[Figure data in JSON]

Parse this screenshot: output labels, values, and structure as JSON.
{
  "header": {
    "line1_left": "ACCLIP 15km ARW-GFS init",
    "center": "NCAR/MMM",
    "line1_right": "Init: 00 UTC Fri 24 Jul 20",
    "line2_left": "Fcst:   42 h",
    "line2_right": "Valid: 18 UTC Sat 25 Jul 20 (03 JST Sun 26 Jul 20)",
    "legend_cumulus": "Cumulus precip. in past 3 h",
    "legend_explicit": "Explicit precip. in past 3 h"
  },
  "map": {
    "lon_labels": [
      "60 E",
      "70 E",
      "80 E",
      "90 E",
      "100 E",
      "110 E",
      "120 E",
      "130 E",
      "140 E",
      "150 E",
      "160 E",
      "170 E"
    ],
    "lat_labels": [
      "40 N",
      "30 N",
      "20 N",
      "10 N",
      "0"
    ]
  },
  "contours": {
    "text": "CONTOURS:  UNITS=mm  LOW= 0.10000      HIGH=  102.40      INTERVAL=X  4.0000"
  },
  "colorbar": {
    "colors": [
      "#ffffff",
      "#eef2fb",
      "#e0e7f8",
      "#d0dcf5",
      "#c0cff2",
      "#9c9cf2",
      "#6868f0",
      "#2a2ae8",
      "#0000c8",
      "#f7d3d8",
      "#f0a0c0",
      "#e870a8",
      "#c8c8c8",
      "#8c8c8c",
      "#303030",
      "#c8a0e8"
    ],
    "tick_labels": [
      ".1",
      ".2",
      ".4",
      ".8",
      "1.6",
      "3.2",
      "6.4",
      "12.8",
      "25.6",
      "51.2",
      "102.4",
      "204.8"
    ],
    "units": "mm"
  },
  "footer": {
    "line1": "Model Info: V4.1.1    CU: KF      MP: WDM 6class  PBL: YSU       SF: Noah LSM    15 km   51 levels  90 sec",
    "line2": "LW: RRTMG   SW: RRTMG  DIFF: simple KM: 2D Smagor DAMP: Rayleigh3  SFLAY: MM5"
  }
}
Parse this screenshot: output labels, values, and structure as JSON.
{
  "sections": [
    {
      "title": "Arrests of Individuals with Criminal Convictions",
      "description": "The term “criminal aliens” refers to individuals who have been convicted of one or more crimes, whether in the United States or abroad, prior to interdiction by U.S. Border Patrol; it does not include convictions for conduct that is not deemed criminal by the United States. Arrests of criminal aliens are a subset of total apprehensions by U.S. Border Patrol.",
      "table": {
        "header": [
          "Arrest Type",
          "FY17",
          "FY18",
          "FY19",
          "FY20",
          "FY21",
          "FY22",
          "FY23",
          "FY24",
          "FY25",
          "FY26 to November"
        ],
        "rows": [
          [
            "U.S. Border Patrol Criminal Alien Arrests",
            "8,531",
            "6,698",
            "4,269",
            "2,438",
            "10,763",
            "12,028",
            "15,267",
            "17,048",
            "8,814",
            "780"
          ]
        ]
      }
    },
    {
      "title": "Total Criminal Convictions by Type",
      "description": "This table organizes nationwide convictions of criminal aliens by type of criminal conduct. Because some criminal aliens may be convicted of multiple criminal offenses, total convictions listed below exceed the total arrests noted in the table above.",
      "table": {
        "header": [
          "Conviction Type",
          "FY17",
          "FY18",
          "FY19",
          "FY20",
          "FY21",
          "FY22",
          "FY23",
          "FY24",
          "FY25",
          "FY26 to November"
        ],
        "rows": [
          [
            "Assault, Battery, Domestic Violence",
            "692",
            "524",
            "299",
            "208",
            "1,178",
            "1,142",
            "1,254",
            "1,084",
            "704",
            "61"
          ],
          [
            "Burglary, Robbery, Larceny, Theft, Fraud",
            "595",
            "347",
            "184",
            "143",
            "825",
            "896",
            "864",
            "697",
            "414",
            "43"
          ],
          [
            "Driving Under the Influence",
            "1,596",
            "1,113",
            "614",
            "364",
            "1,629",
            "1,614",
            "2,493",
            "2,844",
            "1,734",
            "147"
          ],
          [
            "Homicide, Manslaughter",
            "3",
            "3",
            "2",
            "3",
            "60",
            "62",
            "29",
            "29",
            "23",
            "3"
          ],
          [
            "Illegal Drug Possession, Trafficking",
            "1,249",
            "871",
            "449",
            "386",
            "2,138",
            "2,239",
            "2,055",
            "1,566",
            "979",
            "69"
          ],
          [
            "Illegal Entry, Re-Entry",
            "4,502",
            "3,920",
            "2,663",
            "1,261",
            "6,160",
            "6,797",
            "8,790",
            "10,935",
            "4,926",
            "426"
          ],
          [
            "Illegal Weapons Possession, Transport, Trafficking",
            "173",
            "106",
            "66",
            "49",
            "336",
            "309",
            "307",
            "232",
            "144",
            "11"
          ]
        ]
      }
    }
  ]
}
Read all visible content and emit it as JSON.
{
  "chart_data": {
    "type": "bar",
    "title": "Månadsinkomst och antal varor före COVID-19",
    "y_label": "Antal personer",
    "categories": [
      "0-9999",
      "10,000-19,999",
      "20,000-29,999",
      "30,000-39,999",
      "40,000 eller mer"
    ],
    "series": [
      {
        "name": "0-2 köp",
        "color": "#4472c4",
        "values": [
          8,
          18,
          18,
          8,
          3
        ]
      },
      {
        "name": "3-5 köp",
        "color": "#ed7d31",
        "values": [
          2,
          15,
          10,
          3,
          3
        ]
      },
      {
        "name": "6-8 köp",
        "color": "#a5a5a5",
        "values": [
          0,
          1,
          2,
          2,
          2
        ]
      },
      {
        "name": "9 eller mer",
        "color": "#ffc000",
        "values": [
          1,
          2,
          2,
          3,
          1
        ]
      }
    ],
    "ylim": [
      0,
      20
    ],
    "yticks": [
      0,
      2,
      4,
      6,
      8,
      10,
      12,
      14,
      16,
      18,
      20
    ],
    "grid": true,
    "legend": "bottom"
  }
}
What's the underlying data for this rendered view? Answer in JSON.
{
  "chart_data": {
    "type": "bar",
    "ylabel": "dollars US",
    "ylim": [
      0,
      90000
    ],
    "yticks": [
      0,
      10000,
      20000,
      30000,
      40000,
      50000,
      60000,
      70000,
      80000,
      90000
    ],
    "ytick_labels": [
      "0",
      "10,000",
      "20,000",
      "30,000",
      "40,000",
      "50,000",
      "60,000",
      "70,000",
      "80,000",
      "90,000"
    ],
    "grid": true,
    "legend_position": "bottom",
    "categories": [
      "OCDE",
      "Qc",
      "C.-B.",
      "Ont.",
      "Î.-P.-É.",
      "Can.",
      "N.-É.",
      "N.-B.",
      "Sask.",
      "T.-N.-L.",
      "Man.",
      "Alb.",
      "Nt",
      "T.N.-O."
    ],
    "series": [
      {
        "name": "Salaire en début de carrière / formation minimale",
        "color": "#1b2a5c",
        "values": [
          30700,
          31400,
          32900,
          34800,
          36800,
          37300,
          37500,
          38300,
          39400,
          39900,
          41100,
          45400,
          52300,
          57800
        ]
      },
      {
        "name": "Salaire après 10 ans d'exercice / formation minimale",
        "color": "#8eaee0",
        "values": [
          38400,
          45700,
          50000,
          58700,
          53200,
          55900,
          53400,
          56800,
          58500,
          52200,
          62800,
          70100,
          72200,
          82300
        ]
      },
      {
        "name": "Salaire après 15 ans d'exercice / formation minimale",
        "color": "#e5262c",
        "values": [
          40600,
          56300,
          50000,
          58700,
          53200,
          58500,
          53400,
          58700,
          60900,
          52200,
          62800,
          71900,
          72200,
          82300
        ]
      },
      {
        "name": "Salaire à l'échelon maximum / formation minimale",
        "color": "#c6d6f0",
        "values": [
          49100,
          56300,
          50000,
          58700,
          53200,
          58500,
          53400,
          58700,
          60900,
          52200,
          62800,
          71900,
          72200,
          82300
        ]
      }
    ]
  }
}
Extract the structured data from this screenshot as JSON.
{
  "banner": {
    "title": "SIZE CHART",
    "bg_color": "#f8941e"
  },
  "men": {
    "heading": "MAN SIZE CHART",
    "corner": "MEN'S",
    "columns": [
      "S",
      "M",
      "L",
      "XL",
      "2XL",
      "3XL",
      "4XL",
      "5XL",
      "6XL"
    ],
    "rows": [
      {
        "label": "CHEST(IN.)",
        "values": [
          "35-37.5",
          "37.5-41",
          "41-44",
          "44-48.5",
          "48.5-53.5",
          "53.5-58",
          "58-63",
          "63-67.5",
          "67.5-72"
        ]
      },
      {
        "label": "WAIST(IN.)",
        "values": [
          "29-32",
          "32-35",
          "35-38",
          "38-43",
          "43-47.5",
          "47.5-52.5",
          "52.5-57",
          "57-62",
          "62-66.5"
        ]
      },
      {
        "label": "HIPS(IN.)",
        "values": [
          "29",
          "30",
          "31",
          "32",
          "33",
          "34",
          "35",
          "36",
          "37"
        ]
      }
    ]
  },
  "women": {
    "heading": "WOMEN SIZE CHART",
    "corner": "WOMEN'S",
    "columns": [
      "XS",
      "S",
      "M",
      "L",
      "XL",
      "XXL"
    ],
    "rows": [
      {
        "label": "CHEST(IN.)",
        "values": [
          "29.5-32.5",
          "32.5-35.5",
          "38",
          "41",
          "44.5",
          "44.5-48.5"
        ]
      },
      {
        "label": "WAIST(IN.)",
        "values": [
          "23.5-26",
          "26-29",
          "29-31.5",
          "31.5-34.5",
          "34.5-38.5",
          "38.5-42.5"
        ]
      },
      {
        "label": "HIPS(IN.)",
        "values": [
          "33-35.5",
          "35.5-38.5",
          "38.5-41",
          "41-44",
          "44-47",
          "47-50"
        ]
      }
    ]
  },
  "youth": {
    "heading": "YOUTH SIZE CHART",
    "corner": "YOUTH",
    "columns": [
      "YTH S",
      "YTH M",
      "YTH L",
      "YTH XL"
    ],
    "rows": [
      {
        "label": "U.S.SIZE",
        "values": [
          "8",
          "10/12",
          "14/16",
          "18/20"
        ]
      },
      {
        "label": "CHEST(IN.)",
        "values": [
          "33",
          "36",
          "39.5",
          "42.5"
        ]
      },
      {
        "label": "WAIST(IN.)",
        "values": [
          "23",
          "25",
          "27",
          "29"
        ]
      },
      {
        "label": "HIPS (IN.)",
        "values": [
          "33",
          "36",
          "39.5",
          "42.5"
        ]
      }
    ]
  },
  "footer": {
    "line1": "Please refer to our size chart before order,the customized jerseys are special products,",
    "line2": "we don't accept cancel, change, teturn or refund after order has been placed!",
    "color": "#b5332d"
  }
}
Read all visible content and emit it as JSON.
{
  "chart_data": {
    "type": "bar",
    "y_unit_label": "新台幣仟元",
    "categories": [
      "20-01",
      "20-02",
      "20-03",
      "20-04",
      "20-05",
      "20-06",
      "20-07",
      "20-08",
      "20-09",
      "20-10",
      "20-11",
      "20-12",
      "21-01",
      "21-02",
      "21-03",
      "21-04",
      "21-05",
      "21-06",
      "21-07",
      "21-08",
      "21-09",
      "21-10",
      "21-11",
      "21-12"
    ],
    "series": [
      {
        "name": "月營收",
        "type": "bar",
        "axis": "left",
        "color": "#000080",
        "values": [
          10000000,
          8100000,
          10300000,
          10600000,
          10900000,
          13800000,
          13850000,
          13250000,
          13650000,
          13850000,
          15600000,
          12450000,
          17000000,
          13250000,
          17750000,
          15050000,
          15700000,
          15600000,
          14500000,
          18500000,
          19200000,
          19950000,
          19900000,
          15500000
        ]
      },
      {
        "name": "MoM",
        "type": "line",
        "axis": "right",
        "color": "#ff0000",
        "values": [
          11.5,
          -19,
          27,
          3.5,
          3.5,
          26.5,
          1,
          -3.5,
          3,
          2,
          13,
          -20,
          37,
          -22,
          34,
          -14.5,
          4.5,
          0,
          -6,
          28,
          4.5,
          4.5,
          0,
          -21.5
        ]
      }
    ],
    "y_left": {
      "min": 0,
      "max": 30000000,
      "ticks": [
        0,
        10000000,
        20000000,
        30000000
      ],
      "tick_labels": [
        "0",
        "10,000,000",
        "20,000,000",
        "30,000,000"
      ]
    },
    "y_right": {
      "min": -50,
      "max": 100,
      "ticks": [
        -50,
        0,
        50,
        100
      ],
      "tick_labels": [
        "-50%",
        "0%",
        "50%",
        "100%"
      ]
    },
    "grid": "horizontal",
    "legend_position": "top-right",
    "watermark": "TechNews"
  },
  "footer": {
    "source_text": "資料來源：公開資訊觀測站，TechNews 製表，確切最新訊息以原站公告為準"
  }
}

Task to complete
Search the material above for "title". Pull out each line where it shows up.

Exercise solution
      "title": "Arrests of Individuals with Criminal Convictions",
      "title": "Total Criminal Convictions by Type",
    "title": "Månadsinkomst och antal varor före COVID-19",
    "title": "SIZE CHART",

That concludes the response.